## EXERCISE MATERIALS
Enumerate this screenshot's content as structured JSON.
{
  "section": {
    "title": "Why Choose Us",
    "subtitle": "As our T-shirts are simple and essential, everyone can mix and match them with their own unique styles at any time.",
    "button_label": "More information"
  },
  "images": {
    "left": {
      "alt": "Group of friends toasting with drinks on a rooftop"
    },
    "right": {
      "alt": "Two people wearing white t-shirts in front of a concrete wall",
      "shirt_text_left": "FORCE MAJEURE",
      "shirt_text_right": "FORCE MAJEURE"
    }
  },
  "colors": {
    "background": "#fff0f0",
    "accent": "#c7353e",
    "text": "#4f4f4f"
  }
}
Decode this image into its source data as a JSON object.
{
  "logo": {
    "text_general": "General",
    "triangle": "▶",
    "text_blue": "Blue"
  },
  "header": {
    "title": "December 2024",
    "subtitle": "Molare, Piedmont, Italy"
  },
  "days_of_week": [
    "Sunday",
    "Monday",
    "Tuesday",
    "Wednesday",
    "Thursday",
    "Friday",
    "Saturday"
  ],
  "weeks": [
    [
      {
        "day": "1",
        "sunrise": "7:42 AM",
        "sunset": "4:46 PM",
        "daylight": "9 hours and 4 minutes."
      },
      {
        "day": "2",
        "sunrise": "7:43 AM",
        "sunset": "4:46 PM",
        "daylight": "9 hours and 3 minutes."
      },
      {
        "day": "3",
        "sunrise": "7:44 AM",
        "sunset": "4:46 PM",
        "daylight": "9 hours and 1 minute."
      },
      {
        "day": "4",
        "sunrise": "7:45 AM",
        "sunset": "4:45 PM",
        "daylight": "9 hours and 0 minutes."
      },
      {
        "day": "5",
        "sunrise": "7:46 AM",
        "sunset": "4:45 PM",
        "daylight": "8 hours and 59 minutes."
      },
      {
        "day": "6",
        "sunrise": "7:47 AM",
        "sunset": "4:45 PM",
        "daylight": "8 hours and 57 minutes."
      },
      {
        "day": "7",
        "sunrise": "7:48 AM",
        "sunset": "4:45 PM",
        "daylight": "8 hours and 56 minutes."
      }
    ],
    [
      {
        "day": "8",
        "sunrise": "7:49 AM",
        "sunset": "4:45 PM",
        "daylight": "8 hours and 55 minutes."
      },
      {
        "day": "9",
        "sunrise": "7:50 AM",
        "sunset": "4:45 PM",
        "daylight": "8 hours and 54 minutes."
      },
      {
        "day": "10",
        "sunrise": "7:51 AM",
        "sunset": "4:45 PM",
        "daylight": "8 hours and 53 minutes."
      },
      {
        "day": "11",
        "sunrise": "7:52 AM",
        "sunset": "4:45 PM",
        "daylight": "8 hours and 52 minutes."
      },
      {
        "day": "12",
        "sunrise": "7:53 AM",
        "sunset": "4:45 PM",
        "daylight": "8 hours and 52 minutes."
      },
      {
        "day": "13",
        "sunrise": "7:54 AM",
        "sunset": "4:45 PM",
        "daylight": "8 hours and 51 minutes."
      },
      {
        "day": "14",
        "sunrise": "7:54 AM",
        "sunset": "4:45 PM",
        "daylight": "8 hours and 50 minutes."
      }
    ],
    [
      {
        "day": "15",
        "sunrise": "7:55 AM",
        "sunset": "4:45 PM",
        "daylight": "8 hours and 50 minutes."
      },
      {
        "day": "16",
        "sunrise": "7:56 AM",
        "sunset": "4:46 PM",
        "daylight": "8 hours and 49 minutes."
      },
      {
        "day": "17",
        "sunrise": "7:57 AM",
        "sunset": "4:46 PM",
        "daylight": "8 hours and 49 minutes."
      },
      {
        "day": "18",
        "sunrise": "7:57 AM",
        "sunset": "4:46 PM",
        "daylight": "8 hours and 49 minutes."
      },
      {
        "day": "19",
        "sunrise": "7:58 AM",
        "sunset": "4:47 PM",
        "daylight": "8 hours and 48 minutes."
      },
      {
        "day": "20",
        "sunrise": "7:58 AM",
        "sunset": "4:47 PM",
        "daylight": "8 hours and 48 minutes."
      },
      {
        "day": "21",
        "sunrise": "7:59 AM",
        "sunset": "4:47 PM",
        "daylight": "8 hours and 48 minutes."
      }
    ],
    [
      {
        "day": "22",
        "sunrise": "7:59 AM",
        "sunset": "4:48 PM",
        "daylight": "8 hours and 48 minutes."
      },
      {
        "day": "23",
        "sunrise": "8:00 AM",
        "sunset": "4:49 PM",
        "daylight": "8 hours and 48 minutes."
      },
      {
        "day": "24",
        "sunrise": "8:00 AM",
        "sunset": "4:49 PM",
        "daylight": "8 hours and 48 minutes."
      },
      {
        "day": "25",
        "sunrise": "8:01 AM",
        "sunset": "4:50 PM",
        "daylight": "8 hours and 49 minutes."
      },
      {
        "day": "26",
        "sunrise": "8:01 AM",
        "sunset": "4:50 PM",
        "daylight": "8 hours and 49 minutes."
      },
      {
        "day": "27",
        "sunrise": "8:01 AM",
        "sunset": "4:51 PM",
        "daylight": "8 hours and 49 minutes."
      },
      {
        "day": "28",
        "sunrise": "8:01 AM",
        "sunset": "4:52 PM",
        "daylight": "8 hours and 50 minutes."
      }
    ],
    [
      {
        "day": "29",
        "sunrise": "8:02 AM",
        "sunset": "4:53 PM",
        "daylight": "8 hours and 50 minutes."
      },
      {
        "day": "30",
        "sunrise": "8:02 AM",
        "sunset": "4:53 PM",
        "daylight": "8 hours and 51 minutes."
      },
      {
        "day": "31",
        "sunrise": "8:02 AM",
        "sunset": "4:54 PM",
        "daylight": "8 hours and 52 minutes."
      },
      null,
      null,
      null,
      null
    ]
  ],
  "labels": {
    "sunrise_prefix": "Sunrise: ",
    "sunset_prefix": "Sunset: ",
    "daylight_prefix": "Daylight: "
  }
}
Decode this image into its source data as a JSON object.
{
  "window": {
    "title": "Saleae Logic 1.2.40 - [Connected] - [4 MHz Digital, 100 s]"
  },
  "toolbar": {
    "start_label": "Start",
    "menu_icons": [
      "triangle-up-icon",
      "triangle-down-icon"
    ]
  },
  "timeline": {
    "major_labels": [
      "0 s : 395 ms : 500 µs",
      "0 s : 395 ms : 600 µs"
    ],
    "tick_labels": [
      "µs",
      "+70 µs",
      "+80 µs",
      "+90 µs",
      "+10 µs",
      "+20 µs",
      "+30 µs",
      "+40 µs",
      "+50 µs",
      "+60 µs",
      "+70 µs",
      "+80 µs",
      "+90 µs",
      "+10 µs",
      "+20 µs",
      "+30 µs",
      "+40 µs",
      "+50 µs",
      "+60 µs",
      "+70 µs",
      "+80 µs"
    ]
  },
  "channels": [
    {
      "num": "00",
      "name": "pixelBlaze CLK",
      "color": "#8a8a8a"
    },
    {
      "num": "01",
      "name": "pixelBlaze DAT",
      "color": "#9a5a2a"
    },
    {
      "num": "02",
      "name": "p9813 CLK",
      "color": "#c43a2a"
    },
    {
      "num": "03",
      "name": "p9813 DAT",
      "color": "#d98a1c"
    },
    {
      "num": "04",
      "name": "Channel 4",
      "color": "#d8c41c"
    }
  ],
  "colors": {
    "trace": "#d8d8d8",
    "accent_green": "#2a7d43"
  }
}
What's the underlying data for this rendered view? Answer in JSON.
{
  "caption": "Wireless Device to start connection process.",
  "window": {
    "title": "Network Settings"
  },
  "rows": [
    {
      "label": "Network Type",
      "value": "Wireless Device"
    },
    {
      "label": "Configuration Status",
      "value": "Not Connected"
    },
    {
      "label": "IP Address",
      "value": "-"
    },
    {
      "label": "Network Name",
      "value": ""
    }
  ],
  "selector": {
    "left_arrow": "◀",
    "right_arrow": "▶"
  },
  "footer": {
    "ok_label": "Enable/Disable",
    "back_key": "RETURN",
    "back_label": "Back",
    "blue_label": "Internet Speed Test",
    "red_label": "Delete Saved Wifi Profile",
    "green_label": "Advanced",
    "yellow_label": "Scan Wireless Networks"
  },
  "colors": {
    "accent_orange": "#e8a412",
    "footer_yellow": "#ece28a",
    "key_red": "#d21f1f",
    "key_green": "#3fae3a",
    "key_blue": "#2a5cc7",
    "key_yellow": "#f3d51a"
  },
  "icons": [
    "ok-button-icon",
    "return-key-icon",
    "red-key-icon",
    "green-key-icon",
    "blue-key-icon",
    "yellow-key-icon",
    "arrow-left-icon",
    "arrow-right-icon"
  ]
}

## WHAT IS NEEDED
Starting at the line that contains "What's the underlying", retype each line through the end of the listing above and nothing else.

## RESPONSE
What's the underlying data for this rendered view? Answer in JSON.
{
  "caption": "Wireless Device to start connection process.",
  "window": {
    "title": "Network Settings"
  },
  "rows": [
    {
      "label": "Network Type",
      "value": "Wireless Device"
    },
    {
      "label": "Configuration Status",
      "value": "Not Connected"
    },
    {
      "label": "IP Address",
      "value": "-"
    },
    {
      "label": "Network Name",
      "value": ""
    }
  ],
  "selector": {
    "left_arrow": "◀",
    "right_arrow": "▶"
  },
  "footer": {
    "ok_label": "Enable/Disable",
    "back_key": "RETURN",
    "back_label": "Back",
    "blue_label": "Internet Speed Test",
    "red_label": "Delete Saved Wifi Profile",
    "green_label": "Advanced",
    "yellow_label": "Scan Wireless Networks"
  },
  "colors": {
    "accent_orange": "#e8a412",
    "footer_yellow": "#ece28a",
    "key_red": "#d21f1f",
    "key_green": "#3fae3a",
    "key_blue": "#2a5cc7",
    "key_yellow": "#f3d51a"
  },
  "icons": [
    "ok-button-icon",
    "return-key-icon",
    "red-key-icon",
    "green-key-icon",
    "blue-key-icon",
    "yellow-key-icon",
    "arrow-left-icon",
    "arrow-right-icon"
  ]
}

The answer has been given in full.